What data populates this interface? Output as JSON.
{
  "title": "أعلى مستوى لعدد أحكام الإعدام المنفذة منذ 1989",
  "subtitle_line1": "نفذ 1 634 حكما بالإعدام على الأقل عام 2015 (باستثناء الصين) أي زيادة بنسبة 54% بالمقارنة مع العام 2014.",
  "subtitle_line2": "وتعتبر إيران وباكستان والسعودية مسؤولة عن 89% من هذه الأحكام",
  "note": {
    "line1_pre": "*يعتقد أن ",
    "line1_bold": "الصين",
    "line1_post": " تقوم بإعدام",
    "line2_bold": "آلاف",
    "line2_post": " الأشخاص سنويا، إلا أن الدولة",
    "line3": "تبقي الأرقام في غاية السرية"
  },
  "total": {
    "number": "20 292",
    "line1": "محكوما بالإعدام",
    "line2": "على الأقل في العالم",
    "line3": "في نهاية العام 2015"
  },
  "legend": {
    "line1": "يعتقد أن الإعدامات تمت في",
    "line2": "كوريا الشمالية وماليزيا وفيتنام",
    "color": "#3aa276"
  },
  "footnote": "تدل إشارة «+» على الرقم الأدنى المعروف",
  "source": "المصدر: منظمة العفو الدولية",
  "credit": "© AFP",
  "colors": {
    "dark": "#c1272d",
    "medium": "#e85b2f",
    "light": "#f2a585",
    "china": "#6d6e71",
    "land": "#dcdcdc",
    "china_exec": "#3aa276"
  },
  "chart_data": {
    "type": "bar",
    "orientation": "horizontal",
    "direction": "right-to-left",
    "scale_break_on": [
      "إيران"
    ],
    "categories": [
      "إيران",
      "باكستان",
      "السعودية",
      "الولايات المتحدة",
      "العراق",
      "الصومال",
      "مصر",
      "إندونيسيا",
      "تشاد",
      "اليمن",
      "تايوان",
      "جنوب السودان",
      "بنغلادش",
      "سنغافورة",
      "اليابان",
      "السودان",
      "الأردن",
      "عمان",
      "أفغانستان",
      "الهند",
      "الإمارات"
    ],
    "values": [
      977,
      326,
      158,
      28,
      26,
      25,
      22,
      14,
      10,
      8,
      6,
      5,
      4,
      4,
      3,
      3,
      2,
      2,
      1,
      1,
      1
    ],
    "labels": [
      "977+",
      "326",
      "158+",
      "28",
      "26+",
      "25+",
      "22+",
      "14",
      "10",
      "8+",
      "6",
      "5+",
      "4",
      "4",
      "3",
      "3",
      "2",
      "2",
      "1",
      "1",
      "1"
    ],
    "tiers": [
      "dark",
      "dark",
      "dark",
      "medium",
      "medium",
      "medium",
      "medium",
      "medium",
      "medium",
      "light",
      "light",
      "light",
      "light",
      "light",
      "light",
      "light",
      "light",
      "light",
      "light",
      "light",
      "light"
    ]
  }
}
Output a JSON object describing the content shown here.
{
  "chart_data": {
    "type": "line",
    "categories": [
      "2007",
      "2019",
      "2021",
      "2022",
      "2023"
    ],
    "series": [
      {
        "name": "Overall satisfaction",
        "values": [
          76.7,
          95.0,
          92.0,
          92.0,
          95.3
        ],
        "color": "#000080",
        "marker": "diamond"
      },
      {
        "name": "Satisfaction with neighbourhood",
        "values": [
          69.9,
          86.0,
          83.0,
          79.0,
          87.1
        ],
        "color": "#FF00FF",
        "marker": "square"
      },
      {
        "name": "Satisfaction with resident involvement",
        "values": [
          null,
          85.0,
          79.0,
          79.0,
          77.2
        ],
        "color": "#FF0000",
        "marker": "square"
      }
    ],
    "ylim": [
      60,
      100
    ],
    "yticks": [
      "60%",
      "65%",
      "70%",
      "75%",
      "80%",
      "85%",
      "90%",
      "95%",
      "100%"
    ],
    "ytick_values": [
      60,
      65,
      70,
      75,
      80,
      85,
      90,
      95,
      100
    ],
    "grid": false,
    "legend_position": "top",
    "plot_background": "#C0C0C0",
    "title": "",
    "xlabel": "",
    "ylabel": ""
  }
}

● Given exercise:
Select and copy every line from the records that includes the word "with".

● Completed task:
        "name": "Satisfaction with neighbourhood",
        "name": "Satisfaction with resident involvement",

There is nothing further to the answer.